Print the records below exactly as they appear.

::::::::

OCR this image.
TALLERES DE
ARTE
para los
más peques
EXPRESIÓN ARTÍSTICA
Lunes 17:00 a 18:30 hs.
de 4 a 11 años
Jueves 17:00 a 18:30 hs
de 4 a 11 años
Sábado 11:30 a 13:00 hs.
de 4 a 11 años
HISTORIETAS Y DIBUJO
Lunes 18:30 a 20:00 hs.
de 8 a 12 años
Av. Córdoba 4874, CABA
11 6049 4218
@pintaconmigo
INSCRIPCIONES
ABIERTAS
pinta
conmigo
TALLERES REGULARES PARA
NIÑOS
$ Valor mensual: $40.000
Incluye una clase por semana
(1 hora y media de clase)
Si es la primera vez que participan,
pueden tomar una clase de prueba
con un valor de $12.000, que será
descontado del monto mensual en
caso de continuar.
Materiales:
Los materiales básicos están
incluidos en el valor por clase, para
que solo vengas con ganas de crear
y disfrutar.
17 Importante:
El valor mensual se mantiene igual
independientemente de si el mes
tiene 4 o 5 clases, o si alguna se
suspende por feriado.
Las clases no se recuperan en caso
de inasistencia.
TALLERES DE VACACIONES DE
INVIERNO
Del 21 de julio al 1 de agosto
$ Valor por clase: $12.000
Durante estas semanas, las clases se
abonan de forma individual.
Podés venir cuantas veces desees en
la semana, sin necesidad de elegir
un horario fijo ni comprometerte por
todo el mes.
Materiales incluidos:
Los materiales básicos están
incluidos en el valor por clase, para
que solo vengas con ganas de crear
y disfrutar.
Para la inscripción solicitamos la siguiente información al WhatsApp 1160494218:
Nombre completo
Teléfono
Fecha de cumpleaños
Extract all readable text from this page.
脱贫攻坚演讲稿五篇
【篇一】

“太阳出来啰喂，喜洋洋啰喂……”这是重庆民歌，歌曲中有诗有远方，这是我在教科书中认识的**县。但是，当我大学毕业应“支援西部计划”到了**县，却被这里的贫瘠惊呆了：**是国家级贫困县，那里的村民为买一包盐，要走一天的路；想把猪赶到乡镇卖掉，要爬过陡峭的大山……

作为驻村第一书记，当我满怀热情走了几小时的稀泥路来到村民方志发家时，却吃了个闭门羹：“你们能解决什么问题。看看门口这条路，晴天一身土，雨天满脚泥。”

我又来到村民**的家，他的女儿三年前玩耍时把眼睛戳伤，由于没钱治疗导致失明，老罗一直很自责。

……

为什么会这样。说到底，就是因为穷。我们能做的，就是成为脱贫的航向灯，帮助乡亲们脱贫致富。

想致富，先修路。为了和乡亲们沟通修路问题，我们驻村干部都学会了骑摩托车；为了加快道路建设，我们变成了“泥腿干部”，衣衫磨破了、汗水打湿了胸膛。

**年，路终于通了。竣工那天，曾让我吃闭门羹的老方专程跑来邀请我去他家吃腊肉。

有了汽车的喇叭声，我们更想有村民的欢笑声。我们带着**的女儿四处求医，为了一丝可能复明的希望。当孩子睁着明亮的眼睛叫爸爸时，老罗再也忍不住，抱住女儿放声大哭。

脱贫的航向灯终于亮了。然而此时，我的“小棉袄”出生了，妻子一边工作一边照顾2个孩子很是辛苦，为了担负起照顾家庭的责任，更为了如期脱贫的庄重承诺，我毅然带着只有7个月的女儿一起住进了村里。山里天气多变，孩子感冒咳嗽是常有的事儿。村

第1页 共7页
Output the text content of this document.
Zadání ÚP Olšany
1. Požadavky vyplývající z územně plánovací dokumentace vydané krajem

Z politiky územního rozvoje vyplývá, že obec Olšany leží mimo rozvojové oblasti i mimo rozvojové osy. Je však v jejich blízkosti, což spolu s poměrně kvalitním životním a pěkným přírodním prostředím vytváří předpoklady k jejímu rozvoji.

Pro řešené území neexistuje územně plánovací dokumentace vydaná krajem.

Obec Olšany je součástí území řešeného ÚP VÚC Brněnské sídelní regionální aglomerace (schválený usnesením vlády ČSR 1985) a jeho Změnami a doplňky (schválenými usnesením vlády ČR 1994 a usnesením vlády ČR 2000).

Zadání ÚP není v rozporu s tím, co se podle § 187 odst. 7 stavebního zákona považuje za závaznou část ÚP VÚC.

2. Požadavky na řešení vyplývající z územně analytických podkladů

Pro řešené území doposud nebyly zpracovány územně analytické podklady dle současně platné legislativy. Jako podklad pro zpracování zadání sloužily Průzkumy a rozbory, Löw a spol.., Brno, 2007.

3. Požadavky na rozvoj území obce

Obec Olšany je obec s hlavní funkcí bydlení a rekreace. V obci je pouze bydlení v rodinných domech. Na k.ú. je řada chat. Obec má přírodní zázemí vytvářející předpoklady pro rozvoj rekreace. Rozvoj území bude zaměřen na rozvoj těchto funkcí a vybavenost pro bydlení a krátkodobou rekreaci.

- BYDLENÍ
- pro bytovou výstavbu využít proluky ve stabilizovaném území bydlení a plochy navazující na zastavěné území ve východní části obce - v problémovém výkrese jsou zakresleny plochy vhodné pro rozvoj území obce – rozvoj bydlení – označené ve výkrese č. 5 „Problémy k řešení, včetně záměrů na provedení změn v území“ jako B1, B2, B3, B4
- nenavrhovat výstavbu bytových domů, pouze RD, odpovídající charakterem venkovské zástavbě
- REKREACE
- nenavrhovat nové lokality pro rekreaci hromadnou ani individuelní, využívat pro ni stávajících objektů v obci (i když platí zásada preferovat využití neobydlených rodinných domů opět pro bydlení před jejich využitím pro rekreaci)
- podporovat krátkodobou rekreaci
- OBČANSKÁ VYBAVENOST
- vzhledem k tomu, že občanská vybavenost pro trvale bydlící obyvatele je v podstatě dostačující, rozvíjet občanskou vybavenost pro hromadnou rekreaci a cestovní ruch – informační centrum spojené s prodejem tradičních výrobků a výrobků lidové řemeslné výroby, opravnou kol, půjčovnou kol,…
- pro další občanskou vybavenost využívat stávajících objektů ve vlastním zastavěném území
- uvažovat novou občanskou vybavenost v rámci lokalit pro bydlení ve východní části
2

::::::::

Response below.
OCR this image.
TALLERES DE
ARTE
para los
más peques
EXPRESIÓN ARTÍSTICA
Lunes 17:00 a 18:30 hs.
de 4 a 11 años
Jueves 17:00 a 18:30 hs
de 4 a 11 años
Sábado 11:30 a 13:00 hs.
de 4 a 11 años
HISTORIETAS Y DIBUJO
Lunes 18:30 a 20:00 hs.
de 8 a 12 años
Av. Córdoba 4874, CABA
11 6049 4218
@pintaconmigo
INSCRIPCIONES
ABIERTAS
pinta
conmigo
TALLERES REGULARES PARA
NIÑOS
$ Valor mensual: $40.000
Incluye una clase por semana
(1 hora y media de clase)
Si es la primera vez que participan,
pueden tomar una clase de prueba
con un valor de $12.000, que será
descontado del monto mensual en
caso de continuar.
Materiales:
Los materiales básicos están
incluidos en el valor por clase, para
que solo vengas con ganas de crear
y disfrutar.
17 Importante:
El valor mensual se mantiene igual
independientemente de si el mes
tiene 4 o 5 clases, o si alguna se
suspende por feriado.
Las clases no se recuperan en caso
de inasistencia.
TALLERES DE VACACIONES DE
INVIERNO
Del 21 de julio al 1 de agosto
$ Valor por clase: $12.000
Durante estas semanas, las clases se
abonan de forma individual.
Podés venir cuantas veces desees en
la semana, sin necesidad de elegir
un horario fijo ni comprometerte por
todo el mes.
Materiales incluidos:
Los materiales básicos están
incluidos en el valor por clase, para
que solo vengas con ganas de crear
y disfrutar.
Para la inscripción solicitamos la siguiente información al WhatsApp 1160494218:
Nombre completo
Teléfono
Fecha de cumpleaños
Extract all readable text from this page.
脱贫攻坚演讲稿五篇
【篇一】

“太阳出来啰喂，喜洋洋啰喂……”这是重庆民歌，歌曲中有诗有远方，这是我在教科书中认识的**县。但是，当我大学毕业应“支援西部计划”到了**县，却被这里的贫瘠惊呆了：**是国家级贫困县，那里的村民为买一包盐，要走一天的路；想把猪赶到乡镇卖掉，要爬过陡峭的大山……

作为驻村第一书记，当我满怀热情走了几小时的稀泥路来到村民方志发家时，却吃了个闭门羹：“你们能解决什么问题。看看门口这条路，晴天一身土，雨天满脚泥。”

我又来到村民**的家，他的女儿三年前玩耍时把眼睛戳伤，由于没钱治疗导致失明，老罗一直很自责。

……

为什么会这样。说到底，就是因为穷。我们能做的，就是成为脱贫的航向灯，帮助乡亲们脱贫致富。

想致富，先修路。为了和乡亲们沟通修路问题，我们驻村干部都学会了骑摩托车；为了加快道路建设，我们变成了“泥腿干部”，衣衫磨破了、汗水打湿了胸膛。

**年，路终于通了。竣工那天，曾让我吃闭门羹的老方专程跑来邀请我去他家吃腊肉。

有了汽车的喇叭声，我们更想有村民的欢笑声。我们带着**的女儿四处求医，为了一丝可能复明的希望。当孩子睁着明亮的眼睛叫爸爸时，老罗再也忍不住，抱住女儿放声大哭。

脱贫的航向灯终于亮了。然而此时，我的“小棉袄”出生了，妻子一边工作一边照顾2个孩子很是辛苦，为了担负起照顾家庭的责任，更为了如期脱贫的庄重承诺，我毅然带着只有7个月的女儿一起住进了村里。山里天气多变，孩子感冒咳嗽是常有的事儿。村

第1页 共7页
Output the text content of this document.
Zadání ÚP Olšany
1. Požadavky vyplývající z územně plánovací dokumentace vydané krajem

Z politiky územního rozvoje vyplývá, že obec Olšany leží mimo rozvojové oblasti i mimo rozvojové osy. Je však v jejich blízkosti, což spolu s poměrně kvalitním životním a pěkným přírodním prostředím vytváří předpoklady k jejímu rozvoji.

Pro řešené území neexistuje územně plánovací dokumentace vydaná krajem.

Obec Olšany je součástí území řešeného ÚP VÚC Brněnské sídelní regionální aglomerace (schválený usnesením vlády ČSR 1985) a jeho Změnami a doplňky (schválenými usnesením vlády ČR 1994 a usnesením vlády ČR 2000).

Zadání ÚP není v rozporu s tím, co se podle § 187 odst. 7 stavebního zákona považuje za závaznou část ÚP VÚC.

2. Požadavky na řešení vyplývající z územně analytických podkladů

Pro řešené území doposud nebyly zpracovány územně analytické podklady dle současně platné legislativy. Jako podklad pro zpracování zadání sloužily Průzkumy a rozbory, Löw a spol.., Brno, 2007.

3. Požadavky na rozvoj území obce

Obec Olšany je obec s hlavní funkcí bydlení a rekreace. V obci je pouze bydlení v rodinných domech. Na k.ú. je řada chat. Obec má přírodní zázemí vytvářející předpoklady pro rozvoj rekreace. Rozvoj území bude zaměřen na rozvoj těchto funkcí a vybavenost pro bydlení a krátkodobou rekreaci.

- BYDLENÍ
- pro bytovou výstavbu využít proluky ve stabilizovaném území bydlení a plochy navazující na zastavěné území ve východní části obce - v problémovém výkrese jsou zakresleny plochy vhodné pro rozvoj území obce – rozvoj bydlení – označené ve výkrese č. 5 „Problémy k řešení, včetně záměrů na provedení změn v území“ jako B1, B2, B3, B4
- nenavrhovat výstavbu bytových domů, pouze RD, odpovídající charakterem venkovské zástavbě
- REKREACE
- nenavrhovat nové lokality pro rekreaci hromadnou ani individuelní, využívat pro ni stávajících objektů v obci (i když platí zásada preferovat využití neobydlených rodinných domů opět pro bydlení před jejich využitím pro rekreaci)
- podporovat krátkodobou rekreaci
- OBČANSKÁ VYBAVENOST
- vzhledem k tomu, že občanská vybavenost pro trvale bydlící obyvatele je v podstatě dostačující, rozvíjet občanskou vybavenost pro hromadnou rekreaci a cestovní ruch – informační centrum spojené s prodejem tradičních výrobků a výrobků lidové řemeslné výroby, opravnou kol, půjčovnou kol,…
- pro další občanskou vybavenost využívat stávajících objektů ve vlastním zastavěném území
- uvažovat novou občanskou vybavenost v rámci lokalit pro bydlení ve východní části
2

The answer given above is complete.